**EXERCISE OBJECTIVE:**
Look for the string "coins" and copy every line that has it.

**EXERCISE MATERIALS:**
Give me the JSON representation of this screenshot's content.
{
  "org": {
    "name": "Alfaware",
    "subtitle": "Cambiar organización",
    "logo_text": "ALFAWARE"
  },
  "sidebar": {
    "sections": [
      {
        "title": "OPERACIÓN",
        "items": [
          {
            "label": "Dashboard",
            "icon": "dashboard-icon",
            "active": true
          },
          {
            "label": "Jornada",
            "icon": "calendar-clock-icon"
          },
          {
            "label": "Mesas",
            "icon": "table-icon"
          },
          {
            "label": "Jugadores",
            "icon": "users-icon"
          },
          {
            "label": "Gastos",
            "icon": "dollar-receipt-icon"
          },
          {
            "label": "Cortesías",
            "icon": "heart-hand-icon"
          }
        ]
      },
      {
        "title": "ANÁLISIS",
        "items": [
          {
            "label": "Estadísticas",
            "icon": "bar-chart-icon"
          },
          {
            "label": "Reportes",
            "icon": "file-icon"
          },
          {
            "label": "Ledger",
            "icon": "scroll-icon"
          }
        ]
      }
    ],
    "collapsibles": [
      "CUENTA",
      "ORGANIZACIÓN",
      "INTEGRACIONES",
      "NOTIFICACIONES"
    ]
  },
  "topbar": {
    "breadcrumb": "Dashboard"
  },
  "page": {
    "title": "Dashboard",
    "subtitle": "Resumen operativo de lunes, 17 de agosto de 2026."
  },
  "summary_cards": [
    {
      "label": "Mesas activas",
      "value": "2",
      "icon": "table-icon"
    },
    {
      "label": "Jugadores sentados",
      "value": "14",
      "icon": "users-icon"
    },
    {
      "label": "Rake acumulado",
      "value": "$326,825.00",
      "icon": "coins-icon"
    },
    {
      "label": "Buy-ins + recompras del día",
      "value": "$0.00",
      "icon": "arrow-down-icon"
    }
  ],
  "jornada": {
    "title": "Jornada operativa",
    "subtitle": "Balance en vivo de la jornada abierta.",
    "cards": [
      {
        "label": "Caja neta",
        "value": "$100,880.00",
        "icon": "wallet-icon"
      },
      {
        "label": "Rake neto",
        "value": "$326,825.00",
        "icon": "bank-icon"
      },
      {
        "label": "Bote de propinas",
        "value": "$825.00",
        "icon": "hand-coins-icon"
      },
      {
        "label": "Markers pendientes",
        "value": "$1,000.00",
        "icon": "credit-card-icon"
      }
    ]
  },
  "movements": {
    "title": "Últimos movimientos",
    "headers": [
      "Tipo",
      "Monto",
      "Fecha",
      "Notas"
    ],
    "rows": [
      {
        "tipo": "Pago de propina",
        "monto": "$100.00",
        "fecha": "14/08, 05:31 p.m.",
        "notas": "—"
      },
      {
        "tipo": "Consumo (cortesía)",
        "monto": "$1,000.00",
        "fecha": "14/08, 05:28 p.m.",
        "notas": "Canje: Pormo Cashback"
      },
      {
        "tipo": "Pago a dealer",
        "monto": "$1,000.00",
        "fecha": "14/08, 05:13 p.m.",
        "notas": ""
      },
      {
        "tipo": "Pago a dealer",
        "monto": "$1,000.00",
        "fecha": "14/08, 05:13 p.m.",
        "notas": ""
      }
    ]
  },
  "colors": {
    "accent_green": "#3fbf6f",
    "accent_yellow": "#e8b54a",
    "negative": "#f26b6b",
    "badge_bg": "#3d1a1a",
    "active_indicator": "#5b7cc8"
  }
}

**RESULT FOR THIS TASK:**
      "icon": "coins-icon"
        "icon": "hand-coins-icon"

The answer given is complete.